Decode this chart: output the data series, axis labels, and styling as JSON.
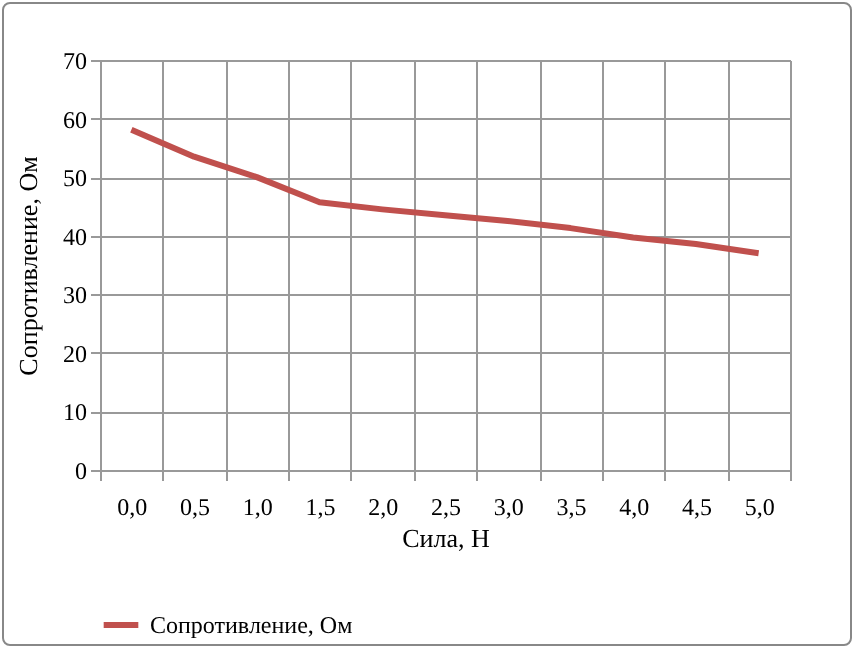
{
  "chart_data": {
    "type": "line",
    "xlabel": "Сила, Н",
    "ylabel": "Сопротивление, Ом",
    "categories": [
      "0,0",
      "0,5",
      "1,0",
      "1,5",
      "2,0",
      "2,5",
      "3,0",
      "3,5",
      "4,0",
      "4,5",
      "5,0"
    ],
    "series": [
      {
        "name": "Сопротивление, Ом",
        "color": "#c0504d",
        "values": [
          58.1,
          53.5,
          50,
          45.7,
          44.5,
          43.5,
          42.5,
          41.3,
          39.7,
          38.6,
          37
        ]
      }
    ],
    "ylim": [
      0,
      70
    ],
    "yticks": [
      0,
      10,
      20,
      30,
      40,
      50,
      60,
      70
    ],
    "grid": true,
    "legend": "bottom",
    "marker": "none",
    "line_style": "solid"
  }
}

#####

Images must not appear in the copy; reproduce everything else in the records verbatim.

Decode this chart: output the data series, axis labels, and styling as JSON.
{
  "chart_data": {
    "type": "line",
    "xlabel": "Сила, Н",
    "ylabel": "Сопротивление, Ом",
    "categories": [
      "0,0",
      "0,5",
      "1,0",
      "1,5",
      "2,0",
      "2,5",
      "3,0",
      "3,5",
      "4,0",
      "4,5",
      "5,0"
    ],
    "series": [
      {
        "name": "Сопротивление, Ом",
        "color": "#c0504d",
        "values": [
          58.1,
          53.5,
          50,
          45.7,
          44.5,
          43.5,
          42.5,
          41.3,
          39.7,
          38.6,
          37
        ]
      }
    ],
    "ylim": [
      0,
      70
    ],
    "yticks": [
      0,
      10,
      20,
      30,
      40,
      50,
      60,
      70
    ],
    "grid": true,
    "legend": "bottom",
    "marker": "none",
    "line_style": "solid"
  }
}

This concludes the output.